::: PROVIDED ENTRIES :::

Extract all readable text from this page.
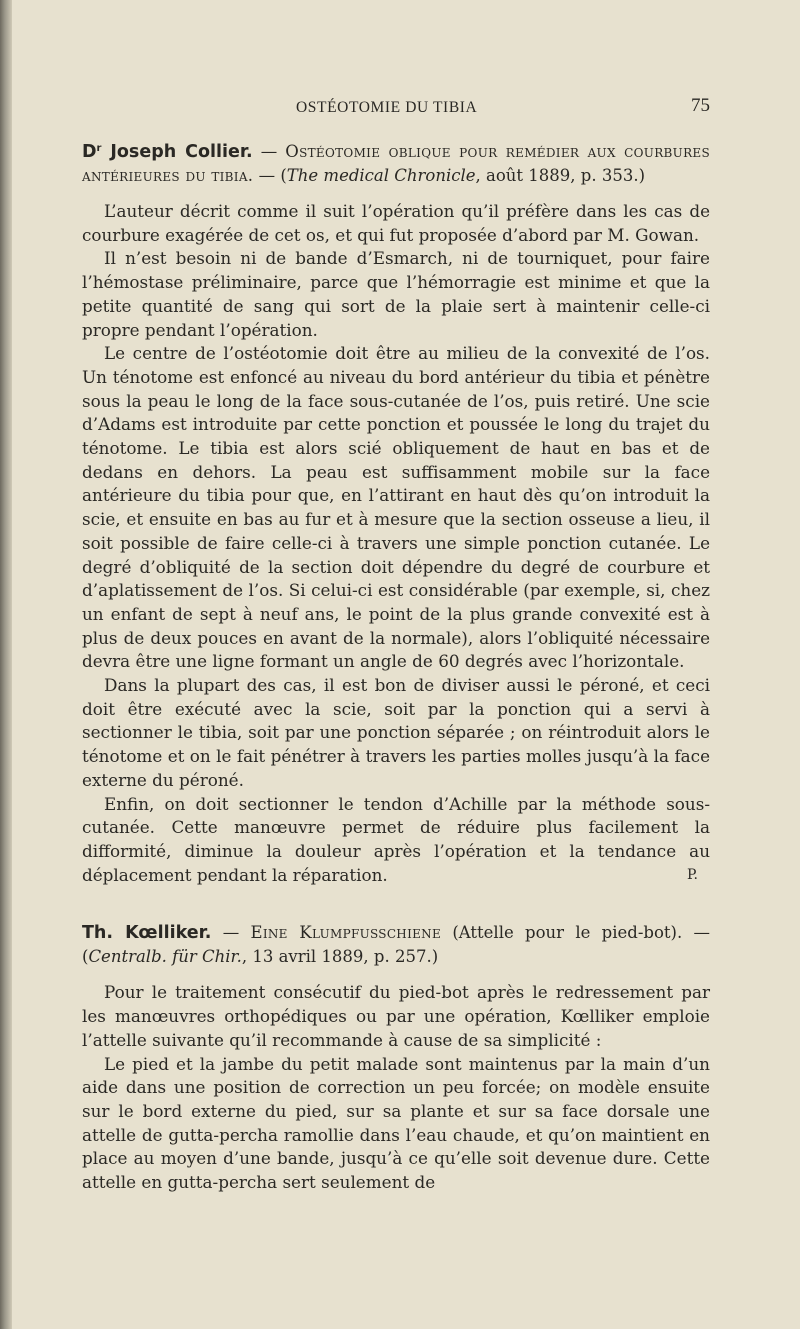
OSTÉOTOMIE DU TIBIA	75
$D^r$ Joseph Collier. — Ostéotomie oblique pour remédier aux courbures antérieures du tibia. — (The medical Chronicle, août 1889, p. 353.)

L’auteur décrit comme il suit l’opération qu’il préfère dans les cas de courbure exagérée de cet os, et qui fut proposée d’abord par M. Gowan.

Il n’est besoin ni de bande d’Esmarch, ni de tourniquet, pour faire l’hémostase préliminaire, parce que l’hémorragie est minime et que la petite quantité de sang qui sort de la plaie sert à maintenir celle-ci propre pendant l’opération.

Le centre de l’ostéotomie doit être au milieu de la convexité de l’os. Un ténotome est enfoncé au niveau du bord antérieur du tibia et pénètre sous la peau le long de la face sous-cutanée de l’os, puis retiré. Une scie d’Adams est introduite par cette ponction et poussée le long du trajet du ténotome. Le tibia est alors scié obliquement de haut en bas et de dedans en dehors. La peau est suffisamment mobile sur la face antérieure du tibia pour que, en l’attirant en haut dès qu’on introduit la scie, et ensuite en bas au fur et à mesure que la section osseuse a lieu, il soit possible de faire celle-ci à travers une simple ponction cutanée. Le degré d’obliquité de la section doit dépendre du degré de courbure et d’aplatissement de l’os. Si celui-ci est considérable (par exemple, si, chez un enfant de sept à neuf ans, le point de la plus grande convexité est à plus de deux pouces en avant de la normale), alors l’obliquité nécessaire devra être une ligne formant un angle de 60 degrés avec l’horizontale.

Dans la plupart des cas, il est bon de diviser aussi le péroné, et ceci doit être exécuté avec la scie, soit par la ponction qui a servi à sectionner le tibia, soit par une ponction séparée ; on réintroduit alors le ténotome et on le fait pénétrer à travers les parties molles jusqu’à la face externe du péroné.

Enfin, on doit sectionner le tendon d’Achille par la méthode sous-cutanée. Cette manœuvre permet de réduire plus facilement la difformité, diminue la douleur après l’opération et la tendance au déplacement pendant la réparation.	P.

Th. Kœlliker. — Eine Klumpfusschiene (Attelle pour le pied-bot). — (Centralb. für Chir., 13 avril 1889, p. 257.)

Pour le traitement consécutif du pied-bot après le redressement par les manœuvres orthopédiques ou par une opération, Kœlliker emploie l’attelle suivante qu’il recommande à cause de sa simplicité :

Le pied et la jambe du petit malade sont maintenus par la main d’un aide dans une position de correction un peu forcée; on modèle ensuite sur le bord externe du pied, sur sa plante et sur sa face dorsale une attelle de gutta-percha ramollie dans l’eau chaude, et qu’on maintient en place au moyen d’une bande, jusqu’à ce qu’elle soit devenue dure. Cette attelle en gutta-percha sert seulement de
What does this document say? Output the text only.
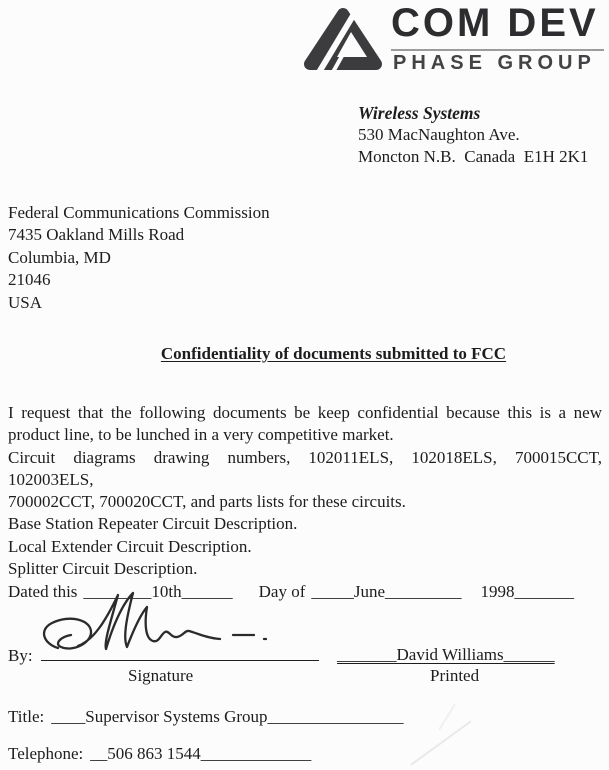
COM DEV
PHASE GROUP
Wireless Systems
530 MacNaughton Ave.
Moncton N.B.  Canada  E1H 2K1
Federal Communications Commission
7435 Oakland Mills Road
Columbia, MD
21046
USA
Confidentiality of documents submitted to FCC
I request that the following documents be keep confidential because this is a new
product line, to be lunched in a very competitive market.
Circuit diagrams drawing numbers, 102011ELS, 102018ELS, 700015CCT, 102003ELS,
700002CCT, 700020CCT, and parts lists for these circuits.
Base Station Repeater Circuit Description.
Local Extender Circuit Description.
Splitter Circuit Description.
Dated this ________10th______ Day of _____June_________ 1998_______
By:	_______David Williams______
Signature	Printed
Title: ____Supervisor Systems Group________________
Telephone: __506 863 1544_____________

:::

Without including any picture, repeat the data exactly.

REPLY:
Extract all readable text from this page.
OSTÉOTOMIE DU TIBIA	75
$D^r$ Joseph Collier. — Ostéotomie oblique pour remédier aux courbures antérieures du tibia. — (The medical Chronicle, août 1889, p. 353.)

L’auteur décrit comme il suit l’opération qu’il préfère dans les cas de courbure exagérée de cet os, et qui fut proposée d’abord par M. Gowan.

Il n’est besoin ni de bande d’Esmarch, ni de tourniquet, pour faire l’hémostase préliminaire, parce que l’hémorragie est minime et que la petite quantité de sang qui sort de la plaie sert à maintenir celle-ci propre pendant l’opération.

Le centre de l’ostéotomie doit être au milieu de la convexité de l’os. Un ténotome est enfoncé au niveau du bord antérieur du tibia et pénètre sous la peau le long de la face sous-cutanée de l’os, puis retiré. Une scie d’Adams est introduite par cette ponction et poussée le long du trajet du ténotome. Le tibia est alors scié obliquement de haut en bas et de dedans en dehors. La peau est suffisamment mobile sur la face antérieure du tibia pour que, en l’attirant en haut dès qu’on introduit la scie, et ensuite en bas au fur et à mesure que la section osseuse a lieu, il soit possible de faire celle-ci à travers une simple ponction cutanée. Le degré d’obliquité de la section doit dépendre du degré de courbure et d’aplatissement de l’os. Si celui-ci est considérable (par exemple, si, chez un enfant de sept à neuf ans, le point de la plus grande convexité est à plus de deux pouces en avant de la normale), alors l’obliquité nécessaire devra être une ligne formant un angle de 60 degrés avec l’horizontale.

Dans la plupart des cas, il est bon de diviser aussi le péroné, et ceci doit être exécuté avec la scie, soit par la ponction qui a servi à sectionner le tibia, soit par une ponction séparée ; on réintroduit alors le ténotome et on le fait pénétrer à travers les parties molles jusqu’à la face externe du péroné.

Enfin, on doit sectionner le tendon d’Achille par la méthode sous-cutanée. Cette manœuvre permet de réduire plus facilement la difformité, diminue la douleur après l’opération et la tendance au déplacement pendant la réparation.	P.

Th. Kœlliker. — Eine Klumpfusschiene (Attelle pour le pied-bot). — (Centralb. für Chir., 13 avril 1889, p. 257.)

Pour le traitement consécutif du pied-bot après le redressement par les manœuvres orthopédiques ou par une opération, Kœlliker emploie l’attelle suivante qu’il recommande à cause de sa simplicité :

Le pied et la jambe du petit malade sont maintenus par la main d’un aide dans une position de correction un peu forcée; on modèle ensuite sur le bord externe du pied, sur sa plante et sur sa face dorsale une attelle de gutta-percha ramollie dans l’eau chaude, et qu’on maintient en place au moyen d’une bande, jusqu’à ce qu’elle soit devenue dure. Cette attelle en gutta-percha sert seulement de
What does this document say? Output the text only.
COM DEV
PHASE GROUP
Wireless Systems
530 MacNaughton Ave.
Moncton N.B.  Canada  E1H 2K1
Federal Communications Commission
7435 Oakland Mills Road
Columbia, MD
21046
USA
Confidentiality of documents submitted to FCC
I request that the following documents be keep confidential because this is a new
product line, to be lunched in a very competitive market.
Circuit diagrams drawing numbers, 102011ELS, 102018ELS, 700015CCT, 102003ELS,
700002CCT, 700020CCT, and parts lists for these circuits.
Base Station Repeater Circuit Description.
Local Extender Circuit Description.
Splitter Circuit Description.
Dated this ________10th______ Day of _____June_________ 1998_______
By:	_______David Williams______
Signature	Printed
Title: ____Supervisor Systems Group________________
Telephone: __506 863 1544_____________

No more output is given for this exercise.